**Exercise description:** Pick out the lines containing "JSON".

**Entries supplied:**
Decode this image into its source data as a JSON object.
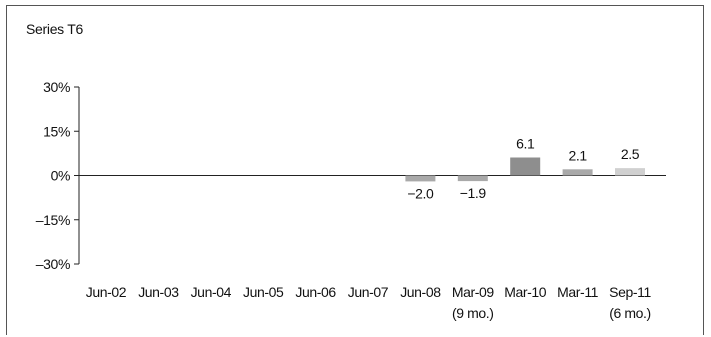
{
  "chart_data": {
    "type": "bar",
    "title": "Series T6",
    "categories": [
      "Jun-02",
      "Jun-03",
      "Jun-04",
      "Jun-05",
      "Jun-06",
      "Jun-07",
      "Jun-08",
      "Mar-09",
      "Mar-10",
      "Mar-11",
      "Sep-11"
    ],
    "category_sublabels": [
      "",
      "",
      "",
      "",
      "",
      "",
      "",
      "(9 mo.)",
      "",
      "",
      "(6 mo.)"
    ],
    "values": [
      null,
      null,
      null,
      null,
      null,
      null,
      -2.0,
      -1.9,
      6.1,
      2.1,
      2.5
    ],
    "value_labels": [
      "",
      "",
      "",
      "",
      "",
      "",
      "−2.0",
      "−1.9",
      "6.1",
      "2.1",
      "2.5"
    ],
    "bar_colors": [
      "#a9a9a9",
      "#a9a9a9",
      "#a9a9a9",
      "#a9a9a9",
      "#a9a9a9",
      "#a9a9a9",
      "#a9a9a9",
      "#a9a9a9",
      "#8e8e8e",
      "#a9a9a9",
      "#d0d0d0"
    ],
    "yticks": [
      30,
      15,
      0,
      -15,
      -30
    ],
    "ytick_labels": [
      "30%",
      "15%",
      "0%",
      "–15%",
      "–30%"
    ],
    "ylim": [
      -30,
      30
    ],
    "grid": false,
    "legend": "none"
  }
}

---

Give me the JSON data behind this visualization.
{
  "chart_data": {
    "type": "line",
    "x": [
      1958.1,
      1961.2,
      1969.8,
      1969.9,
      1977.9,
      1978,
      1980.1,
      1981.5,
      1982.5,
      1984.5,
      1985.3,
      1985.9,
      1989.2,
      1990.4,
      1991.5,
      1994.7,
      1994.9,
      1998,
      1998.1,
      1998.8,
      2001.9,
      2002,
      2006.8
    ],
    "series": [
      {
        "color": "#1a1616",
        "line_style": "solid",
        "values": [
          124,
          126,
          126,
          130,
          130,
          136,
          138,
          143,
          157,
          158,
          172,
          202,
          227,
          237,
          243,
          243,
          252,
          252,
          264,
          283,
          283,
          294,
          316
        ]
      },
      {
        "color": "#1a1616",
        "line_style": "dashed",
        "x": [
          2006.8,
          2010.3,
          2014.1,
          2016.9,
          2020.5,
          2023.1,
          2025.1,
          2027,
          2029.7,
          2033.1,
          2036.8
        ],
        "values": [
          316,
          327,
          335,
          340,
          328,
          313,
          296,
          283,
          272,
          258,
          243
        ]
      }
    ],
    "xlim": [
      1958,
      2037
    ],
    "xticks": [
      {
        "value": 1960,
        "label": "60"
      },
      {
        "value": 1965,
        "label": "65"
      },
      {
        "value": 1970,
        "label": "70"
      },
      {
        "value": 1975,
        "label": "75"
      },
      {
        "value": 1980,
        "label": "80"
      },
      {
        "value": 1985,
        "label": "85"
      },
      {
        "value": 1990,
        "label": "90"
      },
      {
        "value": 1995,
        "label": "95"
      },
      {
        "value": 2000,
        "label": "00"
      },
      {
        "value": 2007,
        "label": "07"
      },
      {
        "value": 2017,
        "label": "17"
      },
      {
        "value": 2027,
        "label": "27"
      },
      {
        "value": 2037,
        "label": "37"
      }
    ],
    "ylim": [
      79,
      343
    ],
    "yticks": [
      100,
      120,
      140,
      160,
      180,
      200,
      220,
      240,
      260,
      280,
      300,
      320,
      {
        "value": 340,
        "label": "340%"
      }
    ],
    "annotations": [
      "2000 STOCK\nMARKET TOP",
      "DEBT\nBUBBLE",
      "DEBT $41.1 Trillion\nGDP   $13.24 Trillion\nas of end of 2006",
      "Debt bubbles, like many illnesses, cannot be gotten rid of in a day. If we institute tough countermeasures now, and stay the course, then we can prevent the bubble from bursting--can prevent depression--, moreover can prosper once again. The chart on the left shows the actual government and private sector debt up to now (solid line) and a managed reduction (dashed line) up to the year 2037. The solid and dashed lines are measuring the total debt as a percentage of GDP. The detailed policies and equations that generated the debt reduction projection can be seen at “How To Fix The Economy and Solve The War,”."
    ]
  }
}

**Completed exercise:**
Decode this image into its source data as a JSON object.
Give me the JSON data behind this visualization.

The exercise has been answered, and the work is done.